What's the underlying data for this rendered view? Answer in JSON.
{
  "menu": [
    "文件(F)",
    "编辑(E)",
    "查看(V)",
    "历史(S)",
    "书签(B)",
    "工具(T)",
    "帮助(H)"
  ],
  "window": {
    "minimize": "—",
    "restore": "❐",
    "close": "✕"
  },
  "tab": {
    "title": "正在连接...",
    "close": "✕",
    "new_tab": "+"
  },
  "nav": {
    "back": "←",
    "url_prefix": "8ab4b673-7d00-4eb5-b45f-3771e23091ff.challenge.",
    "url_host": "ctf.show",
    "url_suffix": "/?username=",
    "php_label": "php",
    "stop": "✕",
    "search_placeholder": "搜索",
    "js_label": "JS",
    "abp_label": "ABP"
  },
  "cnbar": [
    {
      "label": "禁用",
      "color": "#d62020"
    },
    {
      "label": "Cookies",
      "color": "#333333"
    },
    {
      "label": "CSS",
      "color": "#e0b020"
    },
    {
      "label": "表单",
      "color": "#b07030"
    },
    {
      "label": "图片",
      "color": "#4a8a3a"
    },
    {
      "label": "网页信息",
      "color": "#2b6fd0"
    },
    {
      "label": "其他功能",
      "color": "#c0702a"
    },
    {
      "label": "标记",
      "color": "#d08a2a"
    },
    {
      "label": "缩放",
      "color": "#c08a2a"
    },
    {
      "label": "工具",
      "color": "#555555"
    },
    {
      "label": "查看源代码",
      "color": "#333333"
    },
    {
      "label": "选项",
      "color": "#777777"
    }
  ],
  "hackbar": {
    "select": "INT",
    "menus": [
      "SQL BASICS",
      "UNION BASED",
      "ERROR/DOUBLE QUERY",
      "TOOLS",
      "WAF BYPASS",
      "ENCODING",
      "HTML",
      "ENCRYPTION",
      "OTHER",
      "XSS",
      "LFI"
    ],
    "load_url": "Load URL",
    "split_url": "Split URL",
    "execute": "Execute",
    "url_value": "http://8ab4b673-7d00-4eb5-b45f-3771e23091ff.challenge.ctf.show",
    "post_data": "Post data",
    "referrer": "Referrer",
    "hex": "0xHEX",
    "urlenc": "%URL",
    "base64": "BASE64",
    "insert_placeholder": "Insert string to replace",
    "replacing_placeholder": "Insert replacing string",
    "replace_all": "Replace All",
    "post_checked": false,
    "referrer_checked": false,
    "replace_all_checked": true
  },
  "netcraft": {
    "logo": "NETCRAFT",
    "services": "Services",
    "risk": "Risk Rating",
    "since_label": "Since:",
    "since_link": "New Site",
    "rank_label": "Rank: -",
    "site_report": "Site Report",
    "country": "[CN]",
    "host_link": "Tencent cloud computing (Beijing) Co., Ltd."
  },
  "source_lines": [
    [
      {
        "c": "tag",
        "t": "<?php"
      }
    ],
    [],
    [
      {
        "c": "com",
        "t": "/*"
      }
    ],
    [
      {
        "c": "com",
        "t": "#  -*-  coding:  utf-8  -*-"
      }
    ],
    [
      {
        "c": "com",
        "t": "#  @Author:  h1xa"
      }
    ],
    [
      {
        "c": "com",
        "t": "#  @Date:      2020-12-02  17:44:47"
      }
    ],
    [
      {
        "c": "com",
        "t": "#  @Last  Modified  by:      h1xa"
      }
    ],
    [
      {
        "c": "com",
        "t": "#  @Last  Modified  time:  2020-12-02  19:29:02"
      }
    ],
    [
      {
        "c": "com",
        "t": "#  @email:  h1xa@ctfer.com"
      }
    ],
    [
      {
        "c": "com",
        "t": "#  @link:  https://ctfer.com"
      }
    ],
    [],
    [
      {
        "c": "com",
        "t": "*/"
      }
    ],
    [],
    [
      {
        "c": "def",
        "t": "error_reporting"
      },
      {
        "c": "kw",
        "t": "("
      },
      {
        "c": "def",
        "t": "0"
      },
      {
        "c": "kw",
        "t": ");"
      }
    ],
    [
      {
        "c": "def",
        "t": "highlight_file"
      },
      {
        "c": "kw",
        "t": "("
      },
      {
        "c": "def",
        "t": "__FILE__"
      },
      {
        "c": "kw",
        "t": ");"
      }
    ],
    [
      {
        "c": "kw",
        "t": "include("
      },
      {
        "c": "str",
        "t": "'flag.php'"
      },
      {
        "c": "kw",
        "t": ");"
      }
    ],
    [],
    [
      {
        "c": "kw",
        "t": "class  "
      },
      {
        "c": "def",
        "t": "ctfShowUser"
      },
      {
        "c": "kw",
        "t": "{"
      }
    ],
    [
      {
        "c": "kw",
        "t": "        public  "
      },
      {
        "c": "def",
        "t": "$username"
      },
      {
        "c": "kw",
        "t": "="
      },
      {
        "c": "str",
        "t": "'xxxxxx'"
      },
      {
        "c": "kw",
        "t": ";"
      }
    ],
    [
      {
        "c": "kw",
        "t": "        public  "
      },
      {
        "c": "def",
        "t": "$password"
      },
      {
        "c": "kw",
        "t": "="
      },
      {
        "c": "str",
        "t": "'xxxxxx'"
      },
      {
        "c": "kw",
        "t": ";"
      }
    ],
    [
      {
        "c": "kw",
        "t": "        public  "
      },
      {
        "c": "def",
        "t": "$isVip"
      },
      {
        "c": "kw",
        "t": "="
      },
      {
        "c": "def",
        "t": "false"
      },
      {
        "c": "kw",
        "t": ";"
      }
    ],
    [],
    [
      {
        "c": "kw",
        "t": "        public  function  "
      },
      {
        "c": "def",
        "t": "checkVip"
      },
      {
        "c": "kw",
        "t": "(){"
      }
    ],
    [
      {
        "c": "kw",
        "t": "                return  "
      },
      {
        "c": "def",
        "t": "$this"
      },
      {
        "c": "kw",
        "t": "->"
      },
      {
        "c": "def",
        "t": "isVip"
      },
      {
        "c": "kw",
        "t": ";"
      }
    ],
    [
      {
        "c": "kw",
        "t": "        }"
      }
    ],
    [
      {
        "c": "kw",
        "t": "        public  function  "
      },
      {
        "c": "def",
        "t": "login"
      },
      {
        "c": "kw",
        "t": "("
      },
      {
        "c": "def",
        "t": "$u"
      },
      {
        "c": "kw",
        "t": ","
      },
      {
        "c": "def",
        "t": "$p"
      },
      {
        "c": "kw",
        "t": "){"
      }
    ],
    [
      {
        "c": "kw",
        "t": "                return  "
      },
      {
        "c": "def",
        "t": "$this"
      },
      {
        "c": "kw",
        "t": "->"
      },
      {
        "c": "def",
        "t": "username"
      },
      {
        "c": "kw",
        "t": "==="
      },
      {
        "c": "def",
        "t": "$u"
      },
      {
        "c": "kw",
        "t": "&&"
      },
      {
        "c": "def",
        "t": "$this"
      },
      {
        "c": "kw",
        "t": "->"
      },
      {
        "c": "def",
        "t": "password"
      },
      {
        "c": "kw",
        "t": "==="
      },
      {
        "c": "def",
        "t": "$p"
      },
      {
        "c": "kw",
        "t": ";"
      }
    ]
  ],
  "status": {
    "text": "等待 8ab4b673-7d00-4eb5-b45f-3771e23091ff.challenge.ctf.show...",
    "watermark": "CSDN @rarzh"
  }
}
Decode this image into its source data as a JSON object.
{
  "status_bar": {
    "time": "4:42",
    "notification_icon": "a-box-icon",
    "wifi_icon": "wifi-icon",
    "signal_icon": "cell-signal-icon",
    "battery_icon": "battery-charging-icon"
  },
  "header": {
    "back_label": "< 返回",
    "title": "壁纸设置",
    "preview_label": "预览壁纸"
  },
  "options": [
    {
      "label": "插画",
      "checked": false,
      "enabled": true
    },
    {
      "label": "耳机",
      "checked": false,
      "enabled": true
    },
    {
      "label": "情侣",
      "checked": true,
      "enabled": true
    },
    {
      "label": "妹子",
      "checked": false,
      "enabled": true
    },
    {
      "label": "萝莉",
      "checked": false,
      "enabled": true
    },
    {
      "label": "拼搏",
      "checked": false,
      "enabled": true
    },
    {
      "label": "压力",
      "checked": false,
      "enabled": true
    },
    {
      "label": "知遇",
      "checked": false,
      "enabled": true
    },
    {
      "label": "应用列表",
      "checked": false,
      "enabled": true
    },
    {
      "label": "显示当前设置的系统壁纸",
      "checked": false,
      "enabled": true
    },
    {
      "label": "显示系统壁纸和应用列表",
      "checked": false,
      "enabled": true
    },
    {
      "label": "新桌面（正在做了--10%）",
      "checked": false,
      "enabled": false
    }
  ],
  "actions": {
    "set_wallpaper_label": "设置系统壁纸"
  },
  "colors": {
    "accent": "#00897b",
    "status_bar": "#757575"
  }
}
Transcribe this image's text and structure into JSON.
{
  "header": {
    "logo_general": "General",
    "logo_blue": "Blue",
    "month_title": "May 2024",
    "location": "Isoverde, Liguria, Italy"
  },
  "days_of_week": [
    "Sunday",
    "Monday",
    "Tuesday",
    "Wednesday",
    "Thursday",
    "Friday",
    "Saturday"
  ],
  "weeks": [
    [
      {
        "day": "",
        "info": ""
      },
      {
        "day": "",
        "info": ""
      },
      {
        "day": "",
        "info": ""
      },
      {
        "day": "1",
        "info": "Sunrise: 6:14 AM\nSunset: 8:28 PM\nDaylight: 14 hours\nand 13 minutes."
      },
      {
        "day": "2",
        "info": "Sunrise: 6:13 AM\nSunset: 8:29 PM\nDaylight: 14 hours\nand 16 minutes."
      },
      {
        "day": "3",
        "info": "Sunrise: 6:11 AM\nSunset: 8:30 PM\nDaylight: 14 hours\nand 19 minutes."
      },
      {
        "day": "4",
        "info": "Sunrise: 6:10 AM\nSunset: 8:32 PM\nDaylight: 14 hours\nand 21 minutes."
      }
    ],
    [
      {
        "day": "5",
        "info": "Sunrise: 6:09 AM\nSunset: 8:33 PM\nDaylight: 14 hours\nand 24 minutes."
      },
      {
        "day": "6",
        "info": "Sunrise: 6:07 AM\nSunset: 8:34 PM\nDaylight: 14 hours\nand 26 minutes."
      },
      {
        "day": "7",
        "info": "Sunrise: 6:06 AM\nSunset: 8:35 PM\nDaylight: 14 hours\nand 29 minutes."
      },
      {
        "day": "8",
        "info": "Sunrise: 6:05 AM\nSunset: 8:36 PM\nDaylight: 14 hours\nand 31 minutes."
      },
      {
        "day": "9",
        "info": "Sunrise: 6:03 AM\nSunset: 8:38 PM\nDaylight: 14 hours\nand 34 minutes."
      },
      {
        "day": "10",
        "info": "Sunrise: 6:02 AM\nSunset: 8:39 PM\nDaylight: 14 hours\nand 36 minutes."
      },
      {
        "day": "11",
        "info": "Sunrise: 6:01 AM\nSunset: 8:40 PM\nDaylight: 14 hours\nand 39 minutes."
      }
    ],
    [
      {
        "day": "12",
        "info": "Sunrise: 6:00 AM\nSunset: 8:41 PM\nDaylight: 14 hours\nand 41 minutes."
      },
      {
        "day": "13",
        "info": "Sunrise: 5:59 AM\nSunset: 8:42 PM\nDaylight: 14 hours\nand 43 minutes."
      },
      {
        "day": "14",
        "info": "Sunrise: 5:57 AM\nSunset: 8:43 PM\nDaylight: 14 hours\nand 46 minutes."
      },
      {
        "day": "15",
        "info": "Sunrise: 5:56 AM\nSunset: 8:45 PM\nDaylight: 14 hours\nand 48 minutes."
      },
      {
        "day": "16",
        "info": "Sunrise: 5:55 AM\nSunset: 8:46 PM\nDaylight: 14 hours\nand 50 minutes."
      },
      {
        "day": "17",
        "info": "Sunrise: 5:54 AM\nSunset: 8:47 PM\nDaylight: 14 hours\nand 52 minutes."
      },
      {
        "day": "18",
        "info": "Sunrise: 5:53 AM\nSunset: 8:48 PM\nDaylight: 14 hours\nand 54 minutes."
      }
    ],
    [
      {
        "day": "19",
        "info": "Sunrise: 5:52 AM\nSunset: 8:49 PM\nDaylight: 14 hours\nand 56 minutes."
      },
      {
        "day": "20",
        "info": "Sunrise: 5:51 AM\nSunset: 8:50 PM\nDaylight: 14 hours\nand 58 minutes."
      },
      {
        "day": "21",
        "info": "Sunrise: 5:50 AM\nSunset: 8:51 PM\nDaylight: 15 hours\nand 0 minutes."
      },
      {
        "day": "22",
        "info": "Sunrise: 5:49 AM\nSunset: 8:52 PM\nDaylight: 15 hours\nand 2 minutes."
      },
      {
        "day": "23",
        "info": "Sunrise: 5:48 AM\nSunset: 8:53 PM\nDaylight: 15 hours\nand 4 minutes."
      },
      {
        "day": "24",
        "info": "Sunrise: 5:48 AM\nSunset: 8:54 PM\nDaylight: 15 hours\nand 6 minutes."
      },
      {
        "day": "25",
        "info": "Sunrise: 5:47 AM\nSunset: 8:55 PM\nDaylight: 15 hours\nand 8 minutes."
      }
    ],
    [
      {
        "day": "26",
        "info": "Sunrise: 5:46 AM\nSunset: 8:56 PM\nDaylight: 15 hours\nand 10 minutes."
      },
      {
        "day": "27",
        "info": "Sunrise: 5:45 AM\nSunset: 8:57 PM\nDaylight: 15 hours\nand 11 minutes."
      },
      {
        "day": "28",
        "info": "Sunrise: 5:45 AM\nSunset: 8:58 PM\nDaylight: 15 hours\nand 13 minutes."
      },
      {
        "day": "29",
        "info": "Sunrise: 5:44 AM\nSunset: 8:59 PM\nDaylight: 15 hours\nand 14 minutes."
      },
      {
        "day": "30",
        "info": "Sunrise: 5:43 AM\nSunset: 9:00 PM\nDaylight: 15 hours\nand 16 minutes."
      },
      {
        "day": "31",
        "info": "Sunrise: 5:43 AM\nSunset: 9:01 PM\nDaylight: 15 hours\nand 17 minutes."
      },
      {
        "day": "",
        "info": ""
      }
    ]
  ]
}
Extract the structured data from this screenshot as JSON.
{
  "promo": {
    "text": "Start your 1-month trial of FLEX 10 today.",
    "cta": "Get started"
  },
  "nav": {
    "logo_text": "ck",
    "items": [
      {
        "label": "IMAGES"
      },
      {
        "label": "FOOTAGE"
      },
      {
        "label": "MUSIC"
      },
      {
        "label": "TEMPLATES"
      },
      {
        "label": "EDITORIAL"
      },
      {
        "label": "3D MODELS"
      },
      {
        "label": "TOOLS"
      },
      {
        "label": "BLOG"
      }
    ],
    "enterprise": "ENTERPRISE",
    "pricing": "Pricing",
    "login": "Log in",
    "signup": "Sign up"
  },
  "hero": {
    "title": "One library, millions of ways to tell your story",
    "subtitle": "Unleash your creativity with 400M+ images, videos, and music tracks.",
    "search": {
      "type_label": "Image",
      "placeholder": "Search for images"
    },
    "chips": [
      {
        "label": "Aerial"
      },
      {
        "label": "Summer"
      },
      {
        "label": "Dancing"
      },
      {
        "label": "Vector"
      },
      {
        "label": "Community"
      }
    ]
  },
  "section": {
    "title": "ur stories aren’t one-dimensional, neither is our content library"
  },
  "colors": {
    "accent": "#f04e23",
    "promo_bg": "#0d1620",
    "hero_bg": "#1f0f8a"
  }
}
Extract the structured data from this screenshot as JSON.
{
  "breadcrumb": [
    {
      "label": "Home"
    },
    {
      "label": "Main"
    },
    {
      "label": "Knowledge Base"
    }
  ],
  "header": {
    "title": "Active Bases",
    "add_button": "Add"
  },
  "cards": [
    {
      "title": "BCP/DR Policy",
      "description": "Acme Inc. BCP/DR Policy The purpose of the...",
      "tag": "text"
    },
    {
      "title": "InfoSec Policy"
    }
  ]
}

************

REQUIREMENT
Identify and copy lines that hold the string "Modified".

IN RESPONSE
        "t": "#  @Last  Modified  by:      h1xa"
        "t": "#  @Last  Modified  time:  2020-12-02  19:29:02"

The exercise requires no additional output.